## Begin Records for the task

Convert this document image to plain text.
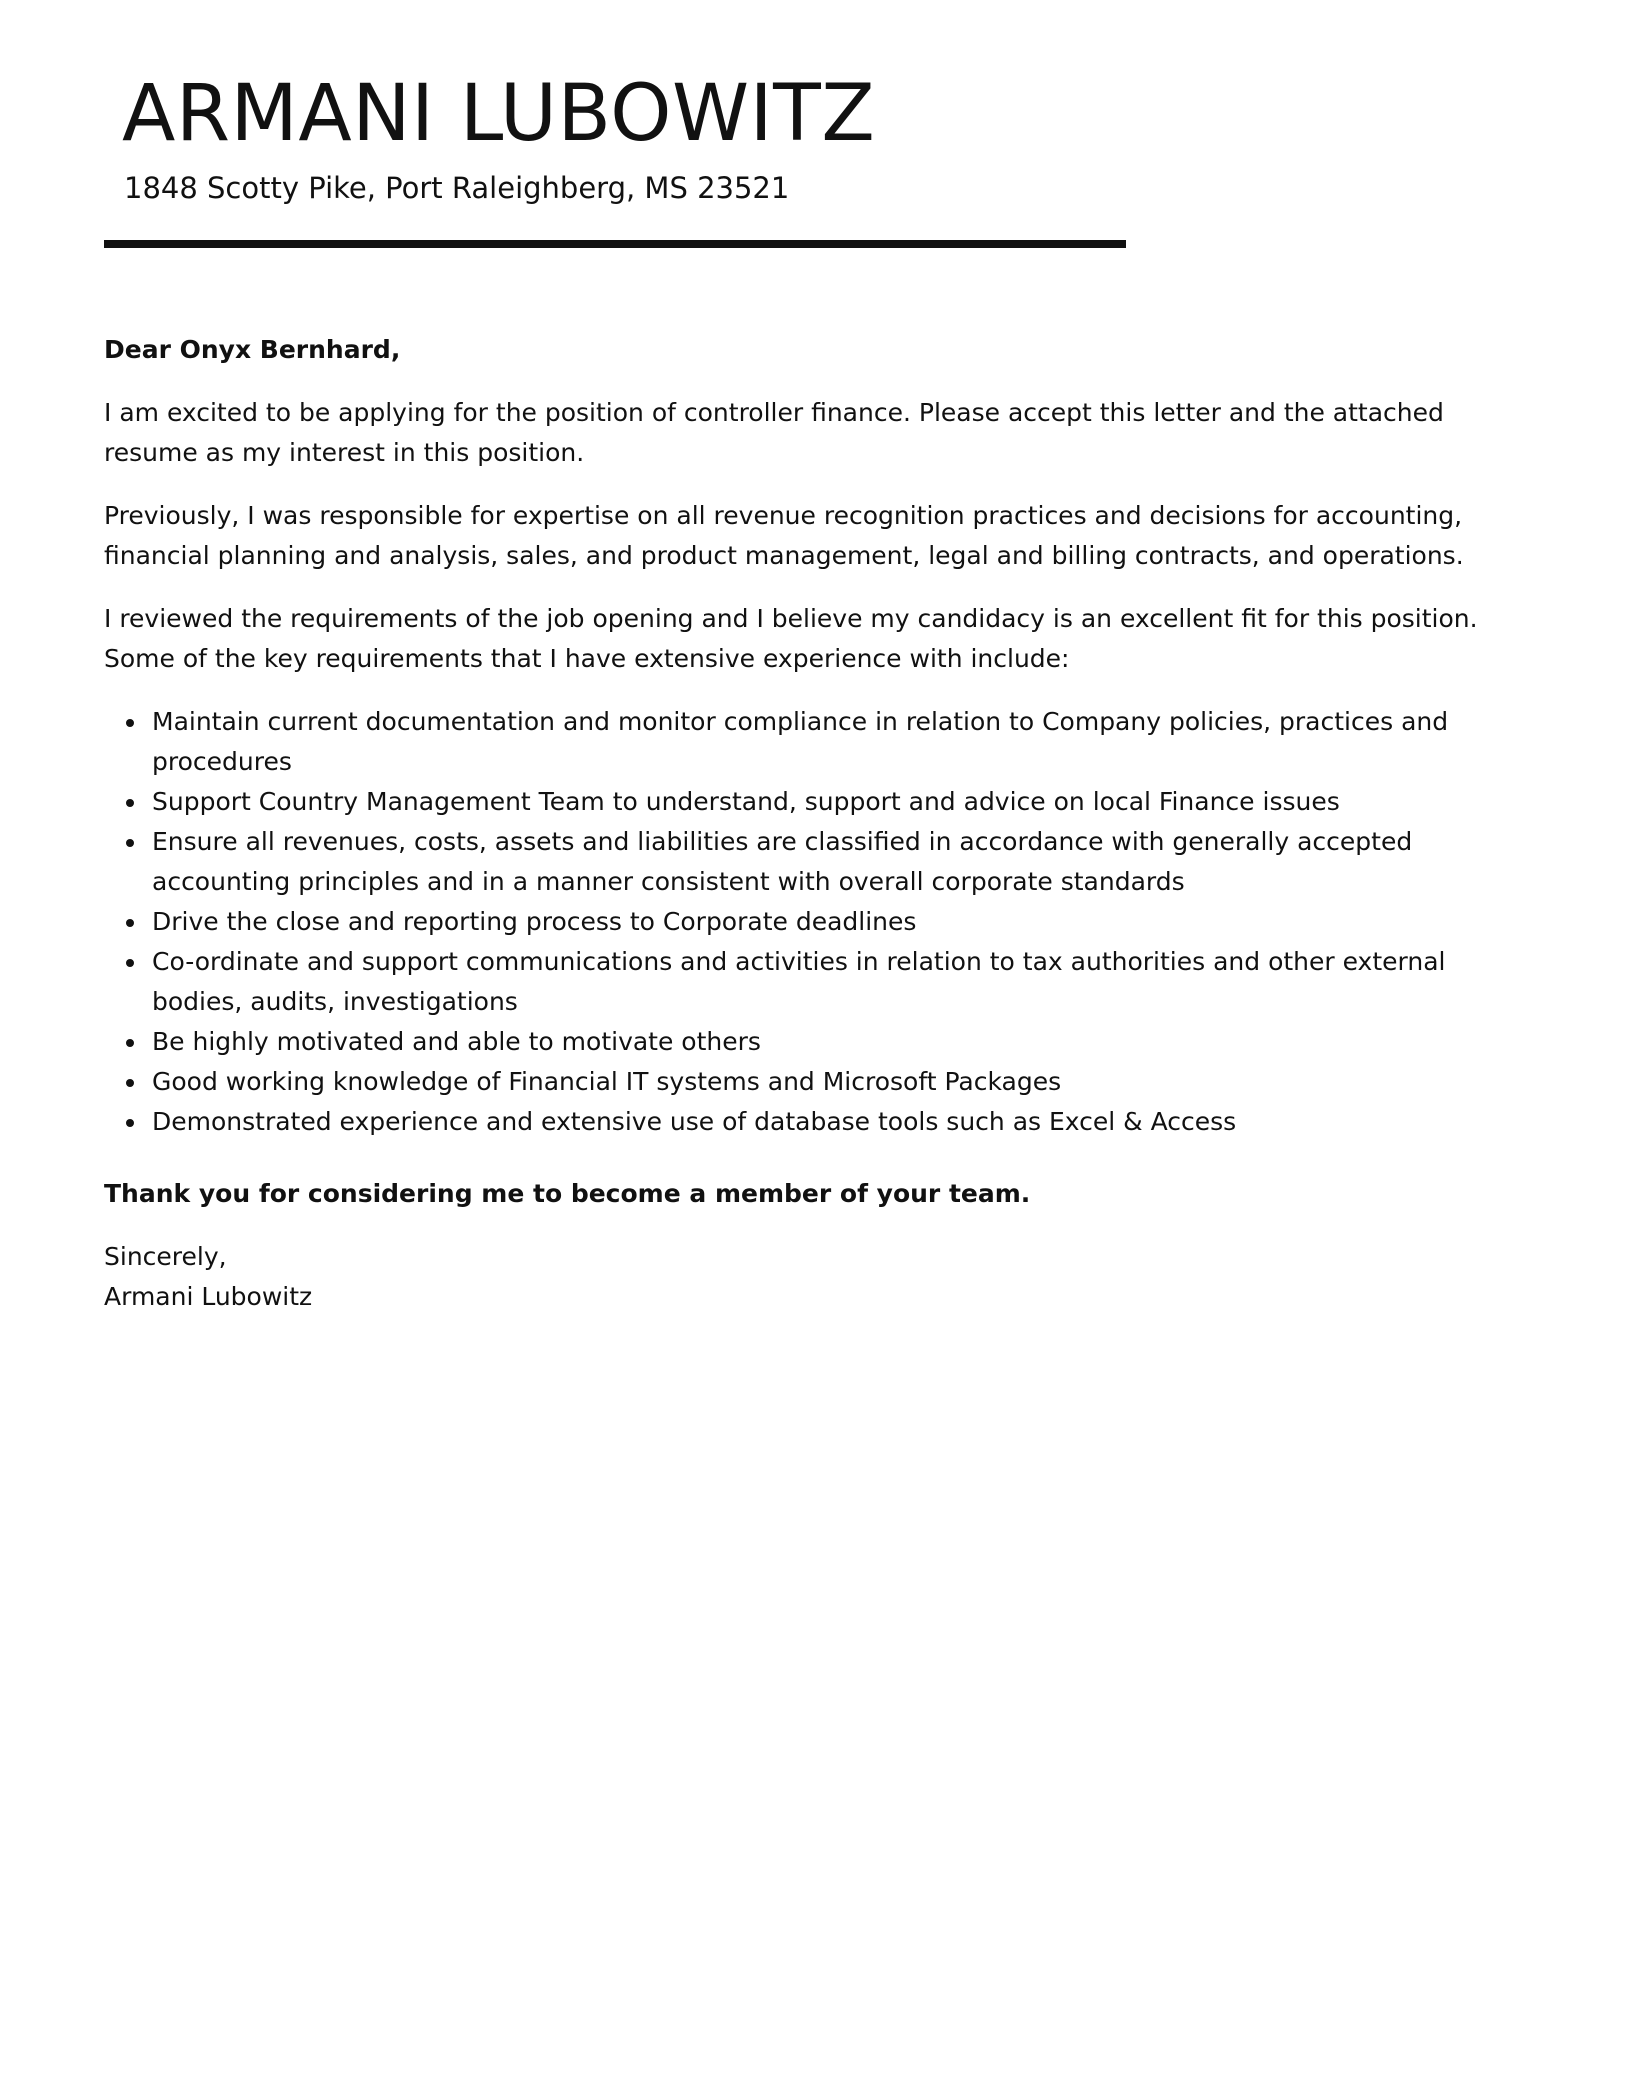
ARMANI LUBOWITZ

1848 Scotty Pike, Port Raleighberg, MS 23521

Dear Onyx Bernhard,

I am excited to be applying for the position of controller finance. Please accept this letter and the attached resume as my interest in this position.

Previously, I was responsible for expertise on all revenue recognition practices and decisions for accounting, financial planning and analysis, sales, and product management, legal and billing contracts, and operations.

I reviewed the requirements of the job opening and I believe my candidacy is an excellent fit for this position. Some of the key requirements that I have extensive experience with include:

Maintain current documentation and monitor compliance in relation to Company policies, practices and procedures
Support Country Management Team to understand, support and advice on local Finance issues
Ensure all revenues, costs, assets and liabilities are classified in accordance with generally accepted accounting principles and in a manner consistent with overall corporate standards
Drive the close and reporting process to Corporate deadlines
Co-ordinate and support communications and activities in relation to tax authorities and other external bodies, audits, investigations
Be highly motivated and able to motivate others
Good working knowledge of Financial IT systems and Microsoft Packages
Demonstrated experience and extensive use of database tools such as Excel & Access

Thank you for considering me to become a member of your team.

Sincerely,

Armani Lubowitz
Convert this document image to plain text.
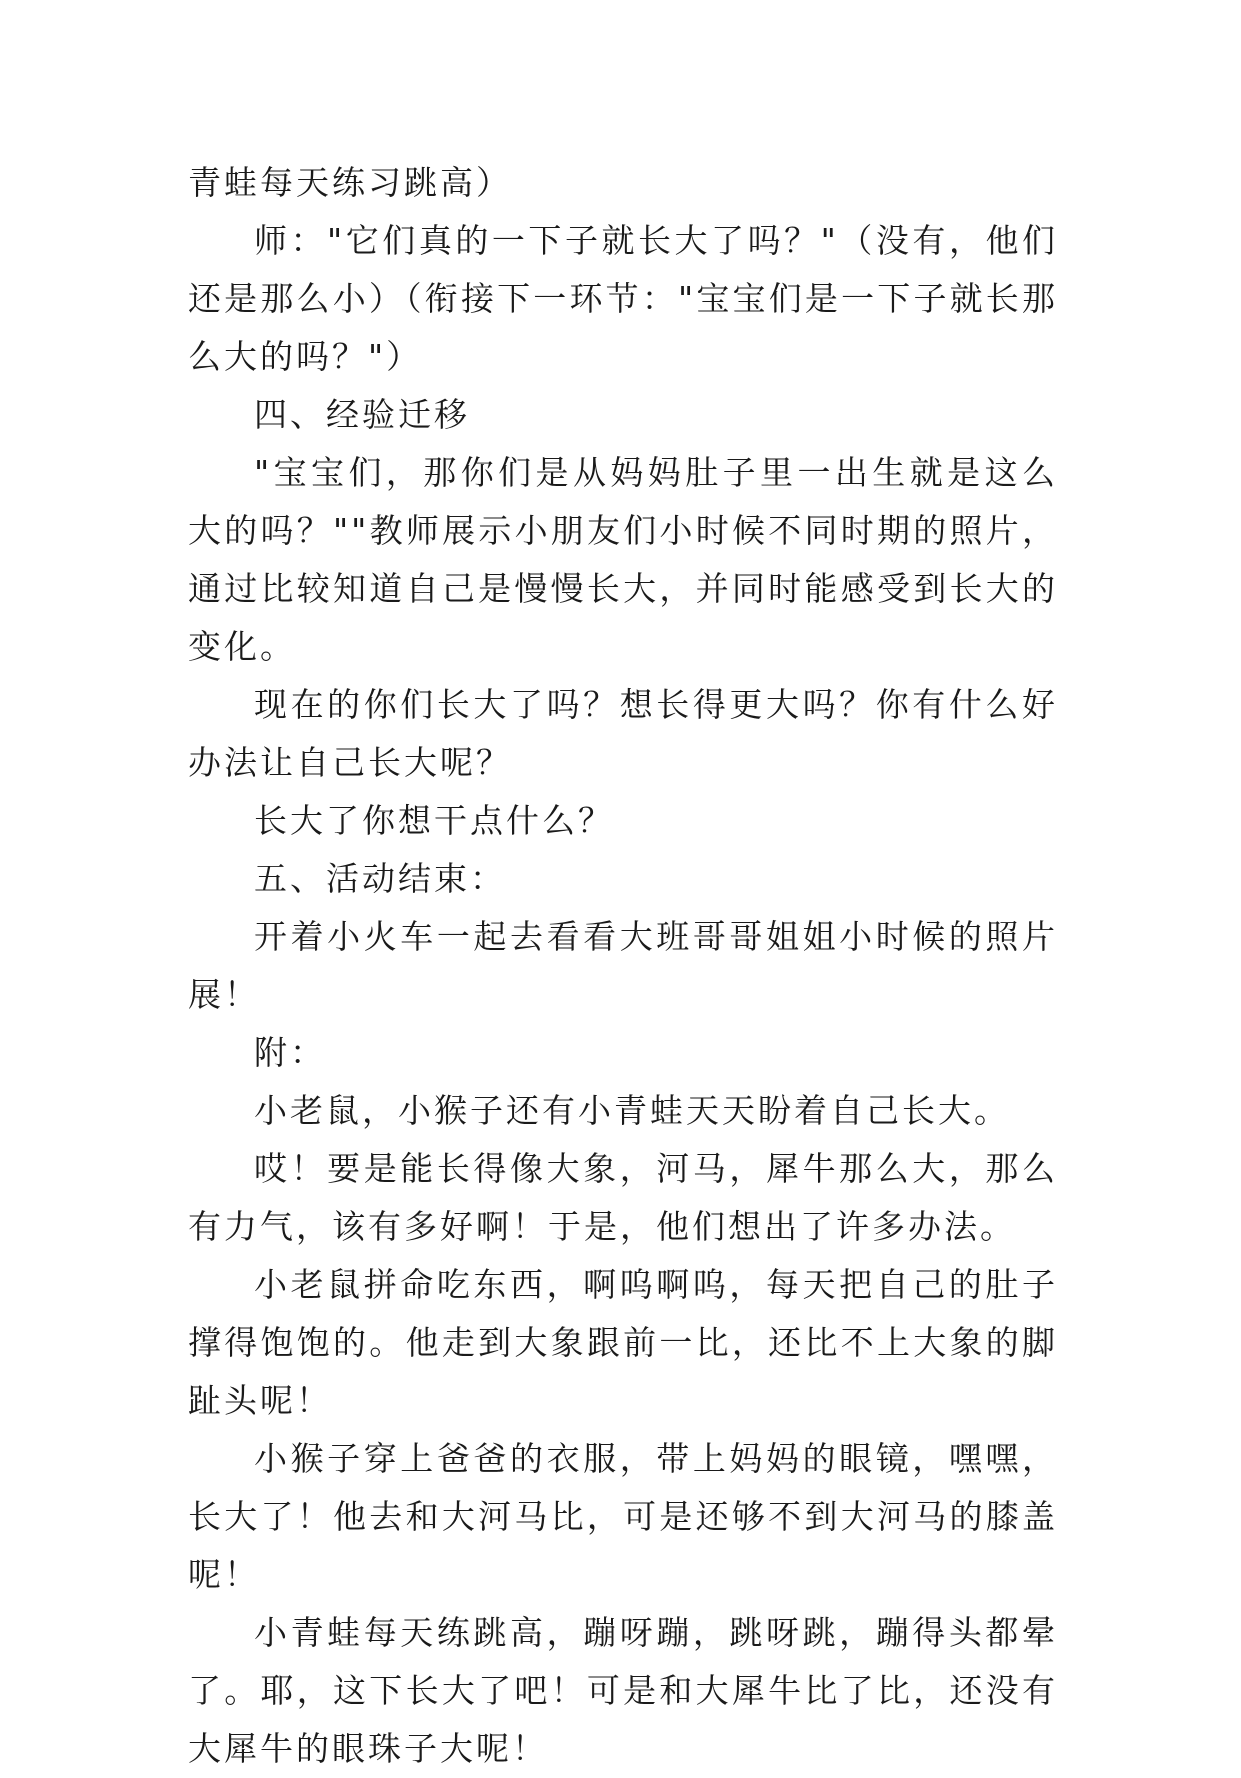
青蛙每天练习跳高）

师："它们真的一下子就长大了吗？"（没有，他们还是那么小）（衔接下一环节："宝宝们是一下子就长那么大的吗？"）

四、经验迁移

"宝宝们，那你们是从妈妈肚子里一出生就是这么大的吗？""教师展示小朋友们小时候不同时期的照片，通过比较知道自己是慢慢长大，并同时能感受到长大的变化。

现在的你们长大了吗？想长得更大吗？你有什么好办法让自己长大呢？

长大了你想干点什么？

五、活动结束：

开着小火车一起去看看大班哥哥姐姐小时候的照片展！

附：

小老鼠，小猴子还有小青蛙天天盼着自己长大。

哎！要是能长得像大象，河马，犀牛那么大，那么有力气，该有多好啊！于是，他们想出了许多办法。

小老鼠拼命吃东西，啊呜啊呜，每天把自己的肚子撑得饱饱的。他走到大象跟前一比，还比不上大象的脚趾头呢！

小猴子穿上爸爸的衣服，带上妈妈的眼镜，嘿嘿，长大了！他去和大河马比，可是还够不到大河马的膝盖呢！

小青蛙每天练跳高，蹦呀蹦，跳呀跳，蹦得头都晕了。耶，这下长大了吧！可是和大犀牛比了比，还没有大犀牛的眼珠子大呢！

## End Records for the task

> _Aim_
Work out the count of lines containing the word "support", then write only that count.

> _Solved problem_
2